◆ PROBLEM: Go through the records and copy each line where the word "Concentration" occurs.

RECORDS FOR PROCESSING START

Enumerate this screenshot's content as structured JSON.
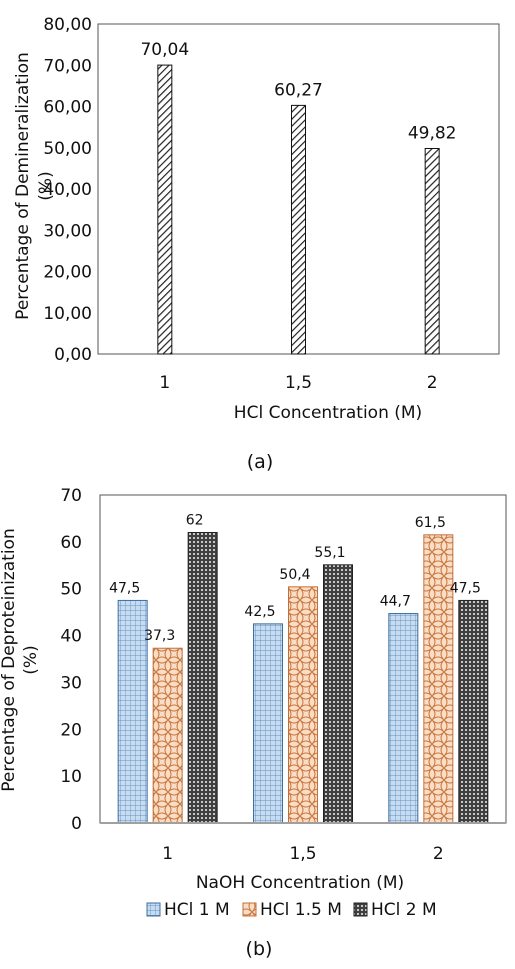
{
  "chart_data": [
    {
      "type": "bar",
      "categories": [
        "1",
        "1,5",
        "2"
      ],
      "values": [
        70.04,
        60.27,
        49.82
      ],
      "data_labels": [
        "70,04",
        "60,27",
        "49,82"
      ],
      "ylabel": "Percentage of Demineralization (%)",
      "ylabel_lines": [
        "Percentage of Demineralization",
        "(%)"
      ],
      "xlabel": "HCl Concentration (M)",
      "ylim": [
        0,
        80
      ],
      "yticks": [
        "0,00",
        "10,00",
        "20,00",
        "30,00",
        "40,00",
        "50,00",
        "60,00",
        "70,00",
        "80,00"
      ],
      "caption": "(a)",
      "grid": false,
      "legend": "none"
    },
    {
      "type": "bar",
      "categories": [
        "1",
        "1,5",
        "2"
      ],
      "series": [
        {
          "name": "HCl 1 M",
          "values": [
            47.5,
            42.5,
            44.7
          ],
          "labels": [
            "47,5",
            "42,5",
            "44,7"
          ],
          "color": "#9fc3e6"
        },
        {
          "name": "HCl 1.5 M",
          "values": [
            37.3,
            50.4,
            61.5
          ],
          "labels": [
            "37,3",
            "50,4",
            "61,5"
          ],
          "color": "#f4b183"
        },
        {
          "name": "HCl 2 M",
          "values": [
            62,
            55.1,
            47.5
          ],
          "labels": [
            "62",
            "55,1",
            "47,5"
          ],
          "color": "#6b6b6b"
        }
      ],
      "ylabel": "Percentage of Deproteinization (%)",
      "ylabel_lines": [
        "Percentage of Deproteinization",
        "(%)"
      ],
      "xlabel": "NaOH Concentration (M)",
      "ylim": [
        0,
        70
      ],
      "yticks": [
        "0",
        "10",
        "20",
        "30",
        "40",
        "50",
        "60",
        "70"
      ],
      "caption": "(b)",
      "grid": false,
      "legend": "bottom"
    }
  ]
}
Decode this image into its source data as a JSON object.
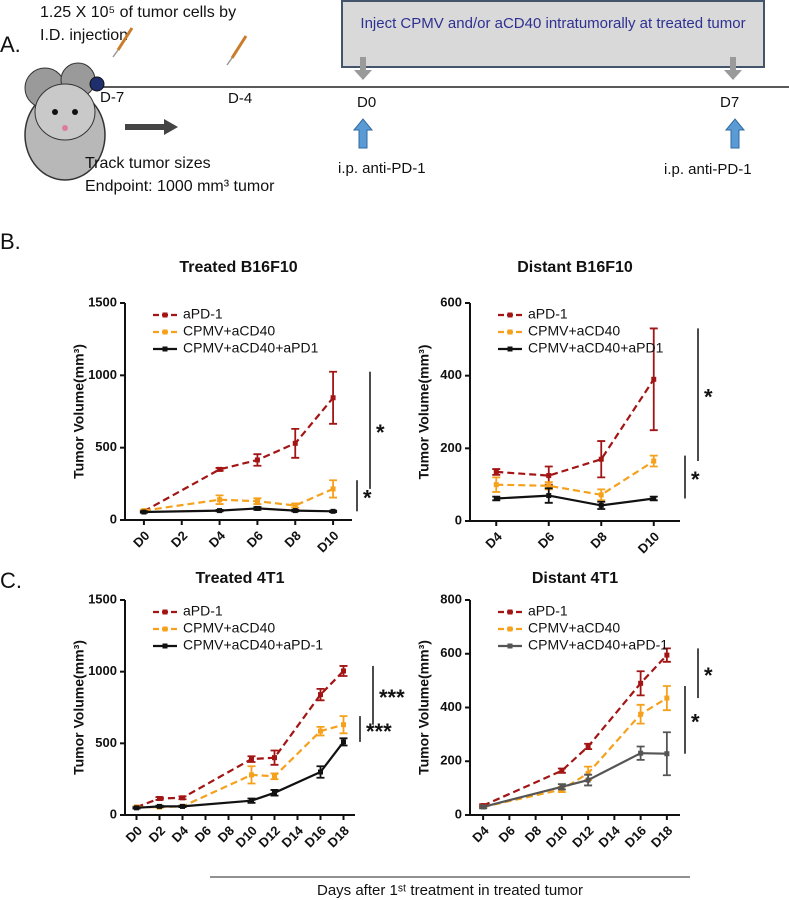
{
  "panel_labels": [
    "A.",
    "B.",
    "C."
  ],
  "schematic": {
    "injection_line1": "1.25 X 10⁵ of tumor cells by",
    "injection_line2": "I.D. injection",
    "treatment_box": "Inject CPMV and/or aCD40 intratumorally at treated tumor",
    "days": [
      "D-7",
      "D-4",
      "D0",
      "D7"
    ],
    "anti_pd1": [
      "i.p. anti-PD-1",
      "i.p. anti-PD-1"
    ],
    "track": "Track tumor sizes",
    "endpoint": "Endpoint: 1000 mm³ tumor"
  },
  "chart_data": [
    {
      "type": "line",
      "title": "Treated B16F10",
      "y_label": "Tumor Volume(mm³)",
      "xlim": [
        -1,
        11
      ],
      "xticks": [
        {
          "value": 0,
          "label": "D0"
        },
        {
          "value": 2,
          "label": "D2"
        },
        {
          "value": 4,
          "label": "D4"
        },
        {
          "value": 6,
          "label": "D6"
        },
        {
          "value": 8,
          "label": "D8"
        },
        {
          "value": 10,
          "label": "D10"
        }
      ],
      "ylim": [
        0,
        1500
      ],
      "yticks": [
        0,
        500,
        1000,
        1500
      ],
      "series": [
        {
          "name": "aPD-1",
          "color": "#a31515",
          "line_style": "dashed",
          "x": [
            0,
            4,
            6,
            8,
            10
          ],
          "values": [
            60,
            350,
            415,
            530,
            845
          ],
          "errors": [
            5,
            10,
            40,
            100,
            180
          ]
        },
        {
          "name": "CPMV+aCD40",
          "color": "#f5a11c",
          "line_style": "dashed",
          "x": [
            0,
            4,
            6,
            8,
            10
          ],
          "values": [
            65,
            140,
            130,
            100,
            215
          ],
          "errors": [
            5,
            30,
            20,
            15,
            60
          ]
        },
        {
          "name": "CPMV+aCD40+aPD1",
          "color": "#111111",
          "line_style": "solid",
          "x": [
            0,
            4,
            6,
            8,
            10
          ],
          "values": [
            55,
            65,
            80,
            65,
            60
          ],
          "errors": [
            5,
            5,
            10,
            5,
            5
          ]
        }
      ],
      "annotations": [
        "*",
        "*"
      ]
    },
    {
      "type": "line",
      "title": "Distant B16F10",
      "y_label": "Tumor Volume(mm³)",
      "xlim": [
        3,
        11
      ],
      "xticks": [
        {
          "value": 4,
          "label": "D4"
        },
        {
          "value": 6,
          "label": "D6"
        },
        {
          "value": 8,
          "label": "D8"
        },
        {
          "value": 10,
          "label": "D10"
        }
      ],
      "ylim": [
        0,
        600
      ],
      "yticks": [
        0,
        200,
        400,
        600
      ],
      "series": [
        {
          "name": "aPD-1",
          "color": "#a31515",
          "line_style": "dashed",
          "x": [
            4,
            6,
            8,
            10
          ],
          "values": [
            135,
            125,
            170,
            390
          ],
          "errors": [
            8,
            25,
            50,
            140
          ]
        },
        {
          "name": "CPMV+aCD40",
          "color": "#f5a11c",
          "line_style": "dashed",
          "x": [
            4,
            6,
            8,
            10
          ],
          "values": [
            100,
            97,
            72,
            165
          ],
          "errors": [
            20,
            10,
            15,
            15
          ]
        },
        {
          "name": "CPMV+aCD40+aPD1",
          "color": "#111111",
          "line_style": "solid",
          "x": [
            4,
            6,
            8,
            10
          ],
          "values": [
            62,
            70,
            43,
            62
          ],
          "errors": [
            5,
            20,
            10,
            5
          ]
        }
      ],
      "annotations": [
        "*",
        "*"
      ]
    },
    {
      "type": "line",
      "title": "Treated 4T1",
      "y_label": "Tumor Volume(mm³)",
      "xlim": [
        -1,
        19
      ],
      "xticks": [
        {
          "value": 0,
          "label": "D0"
        },
        {
          "value": 2,
          "label": "D2"
        },
        {
          "value": 4,
          "label": "D4"
        },
        {
          "value": 6,
          "label": "D6"
        },
        {
          "value": 8,
          "label": "D8"
        },
        {
          "value": 10,
          "label": "D10"
        },
        {
          "value": 12,
          "label": "D12"
        },
        {
          "value": 14,
          "label": "D14"
        },
        {
          "value": 16,
          "label": "D16"
        },
        {
          "value": 18,
          "label": "D18"
        }
      ],
      "ylim": [
        0,
        1500
      ],
      "yticks": [
        0,
        500,
        1000,
        1500
      ],
      "series": [
        {
          "name": "aPD-1",
          "color": "#a31515",
          "line_style": "dashed",
          "x": [
            0,
            2,
            4,
            10,
            12,
            16,
            18
          ],
          "values": [
            55,
            115,
            120,
            390,
            400,
            840,
            1005
          ],
          "errors": [
            5,
            10,
            10,
            20,
            50,
            40,
            35
          ]
        },
        {
          "name": "CPMV+aCD40",
          "color": "#f5a11c",
          "line_style": "dashed",
          "x": [
            0,
            2,
            4,
            10,
            12,
            16,
            18
          ],
          "values": [
            55,
            55,
            60,
            280,
            270,
            585,
            630
          ],
          "errors": [
            5,
            5,
            5,
            60,
            20,
            30,
            60
          ]
        },
        {
          "name": "CPMV+aCD40+aPD-1",
          "color": "#111111",
          "line_style": "solid",
          "x": [
            0,
            2,
            4,
            10,
            12,
            16,
            18
          ],
          "values": [
            50,
            60,
            60,
            100,
            155,
            300,
            510
          ],
          "errors": [
            5,
            5,
            5,
            15,
            20,
            40,
            25
          ]
        }
      ],
      "annotations": [
        "***",
        "***"
      ]
    },
    {
      "type": "line",
      "title": "Distant 4T1",
      "y_label": "Tumor Volume(mm³)",
      "xlim": [
        3,
        19
      ],
      "xticks": [
        {
          "value": 4,
          "label": "D4"
        },
        {
          "value": 6,
          "label": "D6"
        },
        {
          "value": 8,
          "label": "D8"
        },
        {
          "value": 10,
          "label": "D10"
        },
        {
          "value": 12,
          "label": "D12"
        },
        {
          "value": 14,
          "label": "D14"
        },
        {
          "value": 16,
          "label": "D16"
        },
        {
          "value": 18,
          "label": "D18"
        }
      ],
      "ylim": [
        0,
        800
      ],
      "yticks": [
        0,
        200,
        400,
        600,
        800
      ],
      "series": [
        {
          "name": "aPD-1",
          "color": "#a31515",
          "line_style": "dashed",
          "x": [
            4,
            10,
            12,
            16,
            18
          ],
          "values": [
            35,
            165,
            255,
            490,
            595
          ],
          "errors": [
            5,
            8,
            10,
            45,
            25
          ]
        },
        {
          "name": "CPMV+aCD40",
          "color": "#f5a11c",
          "line_style": "dashed",
          "x": [
            4,
            10,
            12,
            16,
            18
          ],
          "values": [
            30,
            95,
            155,
            375,
            435
          ],
          "errors": [
            5,
            10,
            25,
            35,
            45
          ]
        },
        {
          "name": "CPMV+aCD40+aPD-1",
          "color": "#555555",
          "line_style": "solid",
          "x": [
            4,
            10,
            12,
            16,
            18
          ],
          "values": [
            30,
            105,
            130,
            230,
            228
          ],
          "errors": [
            5,
            10,
            20,
            25,
            80
          ]
        }
      ],
      "annotations": [
        "*",
        "*"
      ]
    }
  ],
  "footer": "Days after 1ˢᵗ treatment in treated tumor"
}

RECORDS FOR PROCESSING END

◆ RESULT OF THIS TASK:
      "xlabel": "HCl Concentration (M)",
      "xlabel": "NaOH Concentration (M)",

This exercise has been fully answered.